╔══

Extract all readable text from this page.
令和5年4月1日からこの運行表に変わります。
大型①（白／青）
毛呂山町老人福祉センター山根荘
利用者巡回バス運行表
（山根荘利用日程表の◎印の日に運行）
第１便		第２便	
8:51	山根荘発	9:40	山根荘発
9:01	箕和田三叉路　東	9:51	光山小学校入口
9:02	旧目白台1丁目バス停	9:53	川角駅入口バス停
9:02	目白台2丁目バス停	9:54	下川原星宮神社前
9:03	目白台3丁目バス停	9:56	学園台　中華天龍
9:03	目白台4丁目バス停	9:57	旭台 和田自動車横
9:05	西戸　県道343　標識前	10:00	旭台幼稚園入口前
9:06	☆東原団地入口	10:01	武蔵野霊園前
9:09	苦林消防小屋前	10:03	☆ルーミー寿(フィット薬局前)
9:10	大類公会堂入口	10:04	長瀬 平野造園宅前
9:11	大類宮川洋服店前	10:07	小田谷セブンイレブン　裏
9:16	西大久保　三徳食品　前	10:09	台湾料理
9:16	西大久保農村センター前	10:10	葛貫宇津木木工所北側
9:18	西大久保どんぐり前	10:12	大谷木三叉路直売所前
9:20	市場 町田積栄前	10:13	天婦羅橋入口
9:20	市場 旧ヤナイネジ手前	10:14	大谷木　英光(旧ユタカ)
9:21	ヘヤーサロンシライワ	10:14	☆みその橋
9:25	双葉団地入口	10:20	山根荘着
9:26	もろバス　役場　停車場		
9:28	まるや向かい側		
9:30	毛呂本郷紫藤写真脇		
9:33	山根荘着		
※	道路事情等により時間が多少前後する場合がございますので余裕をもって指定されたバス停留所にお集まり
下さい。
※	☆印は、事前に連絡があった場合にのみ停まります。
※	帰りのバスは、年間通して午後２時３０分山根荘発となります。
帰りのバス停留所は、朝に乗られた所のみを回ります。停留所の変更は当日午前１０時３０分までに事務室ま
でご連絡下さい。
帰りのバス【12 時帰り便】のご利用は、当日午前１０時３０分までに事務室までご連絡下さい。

╚══

Type out the material again exactly as presented.

Extract all readable text from this page.
令和5年4月1日からこの運行表に変わります。
大型①（白／青）
毛呂山町老人福祉センター山根荘
利用者巡回バス運行表
（山根荘利用日程表の◎印の日に運行）
第１便		第２便	
8:51	山根荘発	9:40	山根荘発
9:01	箕和田三叉路　東	9:51	光山小学校入口
9:02	旧目白台1丁目バス停	9:53	川角駅入口バス停
9:02	目白台2丁目バス停	9:54	下川原星宮神社前
9:03	目白台3丁目バス停	9:56	学園台　中華天龍
9:03	目白台4丁目バス停	9:57	旭台 和田自動車横
9:05	西戸　県道343　標識前	10:00	旭台幼稚園入口前
9:06	☆東原団地入口	10:01	武蔵野霊園前
9:09	苦林消防小屋前	10:03	☆ルーミー寿(フィット薬局前)
9:10	大類公会堂入口	10:04	長瀬 平野造園宅前
9:11	大類宮川洋服店前	10:07	小田谷セブンイレブン　裏
9:16	西大久保　三徳食品　前	10:09	台湾料理
9:16	西大久保農村センター前	10:10	葛貫宇津木木工所北側
9:18	西大久保どんぐり前	10:12	大谷木三叉路直売所前
9:20	市場 町田積栄前	10:13	天婦羅橋入口
9:20	市場 旧ヤナイネジ手前	10:14	大谷木　英光(旧ユタカ)
9:21	ヘヤーサロンシライワ	10:14	☆みその橋
9:25	双葉団地入口	10:20	山根荘着
9:26	もろバス　役場　停車場		
9:28	まるや向かい側		
9:30	毛呂本郷紫藤写真脇		
9:33	山根荘着		
※	道路事情等により時間が多少前後する場合がございますので余裕をもって指定されたバス停留所にお集まり
下さい。
※	☆印は、事前に連絡があった場合にのみ停まります。
※	帰りのバスは、年間通して午後２時３０分山根荘発となります。
帰りのバス停留所は、朝に乗られた所のみを回ります。停留所の変更は当日午前１０時３０分までに事務室ま
でご連絡下さい。
帰りのバス【12 時帰り便】のご利用は、当日午前１０時３０分までに事務室までご連絡下さい。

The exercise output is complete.